**INFORMATION SUPPLIED**
— start —

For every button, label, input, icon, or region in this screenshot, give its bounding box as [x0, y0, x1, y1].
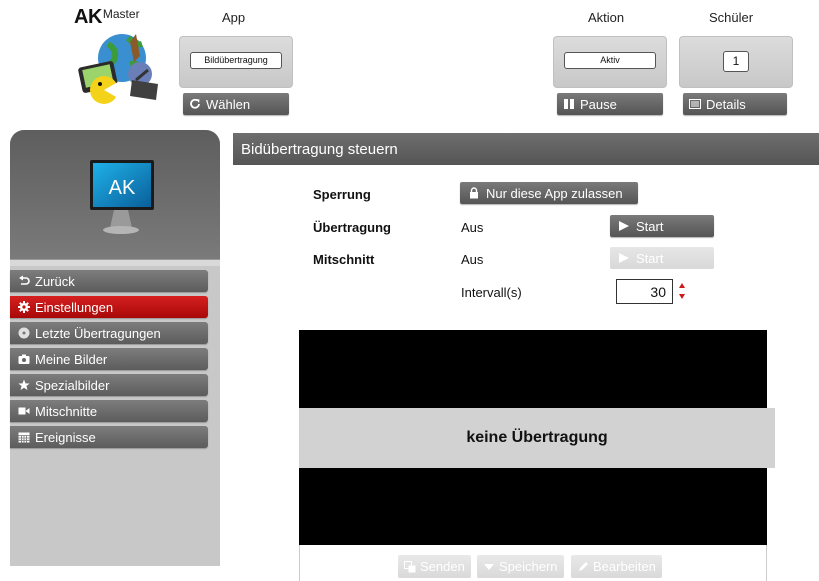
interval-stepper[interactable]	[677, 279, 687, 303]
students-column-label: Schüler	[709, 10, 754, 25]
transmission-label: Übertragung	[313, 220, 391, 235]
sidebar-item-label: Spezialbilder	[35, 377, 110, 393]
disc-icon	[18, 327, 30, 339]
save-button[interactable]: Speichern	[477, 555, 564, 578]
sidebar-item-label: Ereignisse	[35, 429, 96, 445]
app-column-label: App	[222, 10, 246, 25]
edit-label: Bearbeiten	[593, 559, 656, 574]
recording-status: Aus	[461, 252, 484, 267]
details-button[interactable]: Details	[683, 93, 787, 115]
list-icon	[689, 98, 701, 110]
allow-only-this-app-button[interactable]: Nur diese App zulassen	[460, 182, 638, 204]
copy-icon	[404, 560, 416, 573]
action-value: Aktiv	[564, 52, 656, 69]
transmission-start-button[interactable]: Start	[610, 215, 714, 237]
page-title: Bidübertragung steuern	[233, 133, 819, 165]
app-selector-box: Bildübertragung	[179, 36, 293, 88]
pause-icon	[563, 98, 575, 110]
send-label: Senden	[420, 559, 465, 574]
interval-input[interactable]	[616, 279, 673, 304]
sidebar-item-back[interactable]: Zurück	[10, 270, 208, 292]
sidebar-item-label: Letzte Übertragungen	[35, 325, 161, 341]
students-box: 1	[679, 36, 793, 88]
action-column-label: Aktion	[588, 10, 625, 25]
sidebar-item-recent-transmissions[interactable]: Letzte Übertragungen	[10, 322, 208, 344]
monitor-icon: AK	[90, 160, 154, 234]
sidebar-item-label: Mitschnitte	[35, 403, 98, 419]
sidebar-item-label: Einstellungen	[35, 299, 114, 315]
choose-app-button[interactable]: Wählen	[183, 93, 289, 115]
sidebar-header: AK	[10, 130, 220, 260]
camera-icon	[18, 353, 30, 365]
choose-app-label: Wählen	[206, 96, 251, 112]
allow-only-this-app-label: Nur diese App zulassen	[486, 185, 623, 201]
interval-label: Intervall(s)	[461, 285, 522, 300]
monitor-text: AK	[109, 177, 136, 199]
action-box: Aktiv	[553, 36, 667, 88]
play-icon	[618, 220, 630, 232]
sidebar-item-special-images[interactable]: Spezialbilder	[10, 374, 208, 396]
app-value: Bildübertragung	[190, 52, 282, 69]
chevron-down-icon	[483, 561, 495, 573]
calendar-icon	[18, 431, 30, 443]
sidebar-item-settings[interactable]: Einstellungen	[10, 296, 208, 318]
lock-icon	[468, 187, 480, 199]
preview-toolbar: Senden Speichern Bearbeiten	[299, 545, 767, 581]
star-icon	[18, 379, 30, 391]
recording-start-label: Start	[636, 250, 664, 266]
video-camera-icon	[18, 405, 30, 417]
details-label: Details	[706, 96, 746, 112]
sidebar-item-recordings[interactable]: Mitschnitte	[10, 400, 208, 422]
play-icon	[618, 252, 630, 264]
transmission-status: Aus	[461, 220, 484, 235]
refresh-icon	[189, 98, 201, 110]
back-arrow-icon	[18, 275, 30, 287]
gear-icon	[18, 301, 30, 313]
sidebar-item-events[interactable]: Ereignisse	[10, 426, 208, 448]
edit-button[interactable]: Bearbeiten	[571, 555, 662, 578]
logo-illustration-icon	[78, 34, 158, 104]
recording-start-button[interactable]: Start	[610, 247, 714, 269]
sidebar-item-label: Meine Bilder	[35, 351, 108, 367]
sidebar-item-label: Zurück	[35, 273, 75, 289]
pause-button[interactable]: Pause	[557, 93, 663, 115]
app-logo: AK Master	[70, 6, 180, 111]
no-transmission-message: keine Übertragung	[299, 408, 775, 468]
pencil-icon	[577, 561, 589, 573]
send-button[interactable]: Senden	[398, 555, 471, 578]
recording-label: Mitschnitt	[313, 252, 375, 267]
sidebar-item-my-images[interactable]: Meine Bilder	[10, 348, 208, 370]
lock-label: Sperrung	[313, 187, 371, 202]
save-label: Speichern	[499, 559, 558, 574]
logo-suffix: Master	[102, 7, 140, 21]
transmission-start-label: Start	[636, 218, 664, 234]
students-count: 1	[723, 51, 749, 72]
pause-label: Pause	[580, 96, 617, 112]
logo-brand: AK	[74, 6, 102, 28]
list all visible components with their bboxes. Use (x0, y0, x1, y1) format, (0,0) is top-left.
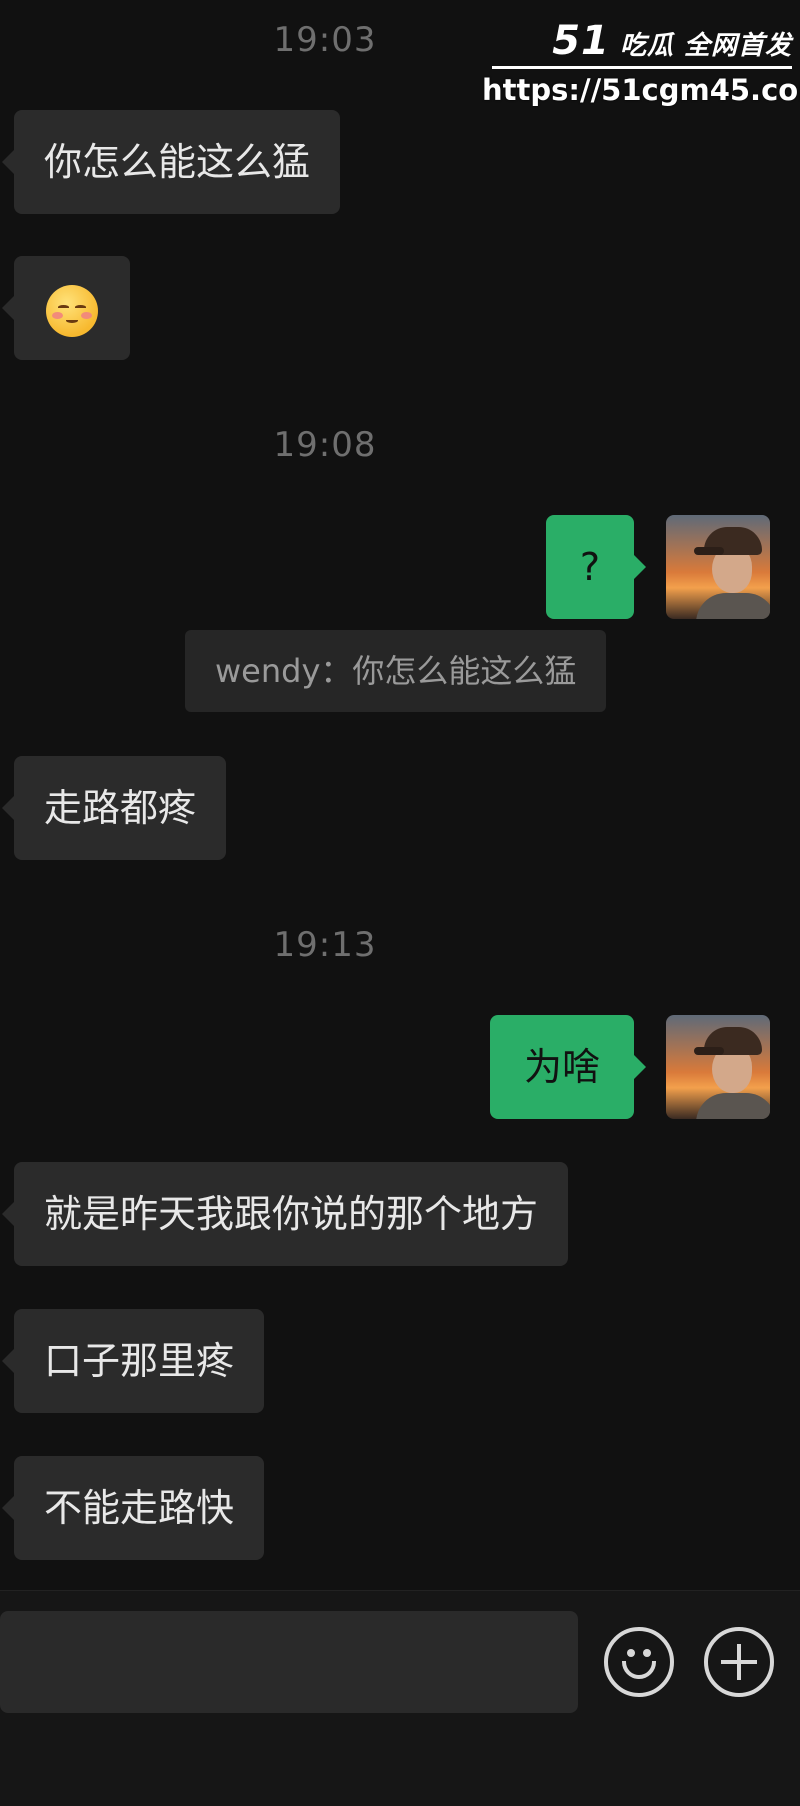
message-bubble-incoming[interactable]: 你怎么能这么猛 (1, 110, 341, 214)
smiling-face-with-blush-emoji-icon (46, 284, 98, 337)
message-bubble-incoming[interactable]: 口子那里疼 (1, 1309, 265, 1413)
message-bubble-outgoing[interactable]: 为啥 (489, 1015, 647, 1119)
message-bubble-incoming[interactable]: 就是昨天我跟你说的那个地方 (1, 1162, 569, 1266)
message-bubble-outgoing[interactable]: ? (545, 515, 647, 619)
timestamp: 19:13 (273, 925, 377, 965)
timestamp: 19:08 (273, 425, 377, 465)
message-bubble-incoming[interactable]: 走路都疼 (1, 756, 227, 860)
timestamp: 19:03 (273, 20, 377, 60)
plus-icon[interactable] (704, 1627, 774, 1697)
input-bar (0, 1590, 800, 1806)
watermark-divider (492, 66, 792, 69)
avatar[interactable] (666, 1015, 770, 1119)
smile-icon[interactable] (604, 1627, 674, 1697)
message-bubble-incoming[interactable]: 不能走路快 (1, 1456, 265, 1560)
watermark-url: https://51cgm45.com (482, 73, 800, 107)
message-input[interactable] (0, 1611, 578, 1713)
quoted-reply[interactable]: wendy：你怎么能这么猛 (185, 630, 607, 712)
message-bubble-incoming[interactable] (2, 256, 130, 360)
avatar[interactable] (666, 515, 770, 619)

— end —
— start —

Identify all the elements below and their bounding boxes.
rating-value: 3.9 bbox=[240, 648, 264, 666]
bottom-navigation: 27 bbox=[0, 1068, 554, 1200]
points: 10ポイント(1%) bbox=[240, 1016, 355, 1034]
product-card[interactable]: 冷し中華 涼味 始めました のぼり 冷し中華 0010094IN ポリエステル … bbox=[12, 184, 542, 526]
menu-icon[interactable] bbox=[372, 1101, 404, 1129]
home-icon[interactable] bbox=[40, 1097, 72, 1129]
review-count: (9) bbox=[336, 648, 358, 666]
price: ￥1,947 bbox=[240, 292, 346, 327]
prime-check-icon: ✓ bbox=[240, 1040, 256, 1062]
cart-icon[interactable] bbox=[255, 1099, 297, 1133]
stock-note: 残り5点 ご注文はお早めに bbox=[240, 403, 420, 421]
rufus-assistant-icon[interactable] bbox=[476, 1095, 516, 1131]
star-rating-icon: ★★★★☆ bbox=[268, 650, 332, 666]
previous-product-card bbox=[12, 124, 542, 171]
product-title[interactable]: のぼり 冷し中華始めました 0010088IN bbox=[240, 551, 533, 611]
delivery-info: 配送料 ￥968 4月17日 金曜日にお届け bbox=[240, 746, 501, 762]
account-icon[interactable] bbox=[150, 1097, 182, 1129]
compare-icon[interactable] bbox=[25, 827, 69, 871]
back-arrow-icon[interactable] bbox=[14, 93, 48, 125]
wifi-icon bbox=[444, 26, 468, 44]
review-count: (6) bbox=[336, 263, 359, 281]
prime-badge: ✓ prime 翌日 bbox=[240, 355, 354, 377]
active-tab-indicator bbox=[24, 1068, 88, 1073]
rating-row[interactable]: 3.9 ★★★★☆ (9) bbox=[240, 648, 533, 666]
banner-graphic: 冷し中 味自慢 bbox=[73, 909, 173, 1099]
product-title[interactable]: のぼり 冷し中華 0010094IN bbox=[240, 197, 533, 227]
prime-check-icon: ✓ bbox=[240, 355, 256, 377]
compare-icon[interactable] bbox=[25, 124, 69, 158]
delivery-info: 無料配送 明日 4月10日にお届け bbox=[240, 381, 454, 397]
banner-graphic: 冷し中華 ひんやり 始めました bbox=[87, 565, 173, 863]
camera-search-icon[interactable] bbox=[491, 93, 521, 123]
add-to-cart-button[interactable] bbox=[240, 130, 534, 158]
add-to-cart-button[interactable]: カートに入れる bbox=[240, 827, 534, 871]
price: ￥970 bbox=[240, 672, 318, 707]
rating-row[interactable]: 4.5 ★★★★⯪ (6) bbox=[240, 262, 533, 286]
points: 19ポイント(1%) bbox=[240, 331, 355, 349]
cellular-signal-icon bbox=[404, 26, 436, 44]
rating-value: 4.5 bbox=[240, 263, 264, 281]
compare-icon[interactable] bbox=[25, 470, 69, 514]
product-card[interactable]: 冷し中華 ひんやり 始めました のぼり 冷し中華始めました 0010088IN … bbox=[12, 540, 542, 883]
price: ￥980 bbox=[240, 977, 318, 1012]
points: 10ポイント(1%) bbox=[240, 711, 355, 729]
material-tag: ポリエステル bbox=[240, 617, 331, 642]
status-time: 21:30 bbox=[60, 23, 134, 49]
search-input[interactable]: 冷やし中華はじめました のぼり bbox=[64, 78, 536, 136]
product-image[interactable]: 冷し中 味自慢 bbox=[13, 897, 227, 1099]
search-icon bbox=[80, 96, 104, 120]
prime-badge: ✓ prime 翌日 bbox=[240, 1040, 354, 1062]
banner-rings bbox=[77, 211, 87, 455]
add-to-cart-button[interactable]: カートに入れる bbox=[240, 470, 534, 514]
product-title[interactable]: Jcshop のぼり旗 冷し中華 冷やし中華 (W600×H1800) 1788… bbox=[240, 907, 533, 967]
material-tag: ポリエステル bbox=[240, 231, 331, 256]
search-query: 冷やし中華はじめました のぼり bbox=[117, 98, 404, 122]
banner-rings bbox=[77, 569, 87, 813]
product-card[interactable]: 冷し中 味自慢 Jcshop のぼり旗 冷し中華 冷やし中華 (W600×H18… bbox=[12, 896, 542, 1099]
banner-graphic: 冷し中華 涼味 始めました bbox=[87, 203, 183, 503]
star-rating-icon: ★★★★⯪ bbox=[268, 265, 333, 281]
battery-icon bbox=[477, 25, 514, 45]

— end —

**PROBLEM TO SOLVE**
Rewrite the rows from the one containing "279, 687, 303]" down to the one containing "299, 114, 315]", replacing "sidebar-item-label" with "nav-item-label" and leaving everything else unchanged.

**WRITTEN RESPONSE**
interval-stepper[interactable]	[677, 279, 687, 303]
students-column-label: Schüler	[709, 10, 754, 25]
transmission-label: Übertragung	[313, 220, 391, 235]
nav-item-label: Spezialbilder	[35, 377, 110, 393]
disc-icon	[18, 327, 30, 339]
save-button[interactable]: Speichern	[477, 555, 564, 578]
nav-item-label: Ereignisse	[35, 429, 96, 445]
app-column-label: App	[222, 10, 246, 25]
edit-label: Bearbeiten	[593, 559, 656, 574]
recording-status: Aus	[461, 252, 484, 267]
details-button[interactable]: Details	[683, 93, 787, 115]
list-icon	[689, 98, 701, 110]
allow-only-this-app-button[interactable]: Nur diese App zulassen	[460, 182, 638, 204]
copy-icon	[404, 560, 416, 573]
action-value: Aktiv	[564, 52, 656, 69]
transmission-start-button[interactable]: Start	[610, 215, 714, 237]
page-title: Bidübertragung steuern	[233, 133, 819, 165]
app-selector-box: Bildübertragung	[179, 36, 293, 88]
pause-icon	[563, 98, 575, 110]
send-label: Senden	[420, 559, 465, 574]
interval-input[interactable]	[616, 279, 673, 304]
sidebar-item-back[interactable]: Zurück	[10, 270, 208, 292]
nav-item-label: Letzte Übertragungen	[35, 325, 161, 341]
students-box: 1	[679, 36, 793, 88]
action-column-label: Aktion	[588, 10, 625, 25]
sidebar-item-recent-transmissions[interactable]: Letzte Übertragungen	[10, 322, 208, 344]
monitor-icon: AK	[90, 160, 154, 234]
nav-item-label: Mitschnitte	[35, 403, 98, 419]
nav-item-label: Einstellungen	[35, 299, 114, 315]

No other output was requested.